# DATASET EXCERPTS start
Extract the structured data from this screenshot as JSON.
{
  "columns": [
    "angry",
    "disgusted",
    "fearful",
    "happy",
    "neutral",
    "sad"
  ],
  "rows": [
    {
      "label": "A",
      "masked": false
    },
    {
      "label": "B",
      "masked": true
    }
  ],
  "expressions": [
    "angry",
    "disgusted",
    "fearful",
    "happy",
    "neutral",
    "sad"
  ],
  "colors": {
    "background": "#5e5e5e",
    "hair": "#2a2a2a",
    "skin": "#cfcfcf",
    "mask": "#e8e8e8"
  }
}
# DATASET EXCERPTS end
TASK STATEMENT: Recite the full listing above exactly.

WRITTEN ANSWER:
Extract the structured data from this screenshot as JSON.
{
  "columns": [
    "angry",
    "disgusted",
    "fearful",
    "happy",
    "neutral",
    "sad"
  ],
  "rows": [
    {
      "label": "A",
      "masked": false
    },
    {
      "label": "B",
      "masked": true
    }
  ],
  "expressions": [
    "angry",
    "disgusted",
    "fearful",
    "happy",
    "neutral",
    "sad"
  ],
  "colors": {
    "background": "#5e5e5e",
    "hair": "#2a2a2a",
    "skin": "#cfcfcf",
    "mask": "#e8e8e8"
  }
}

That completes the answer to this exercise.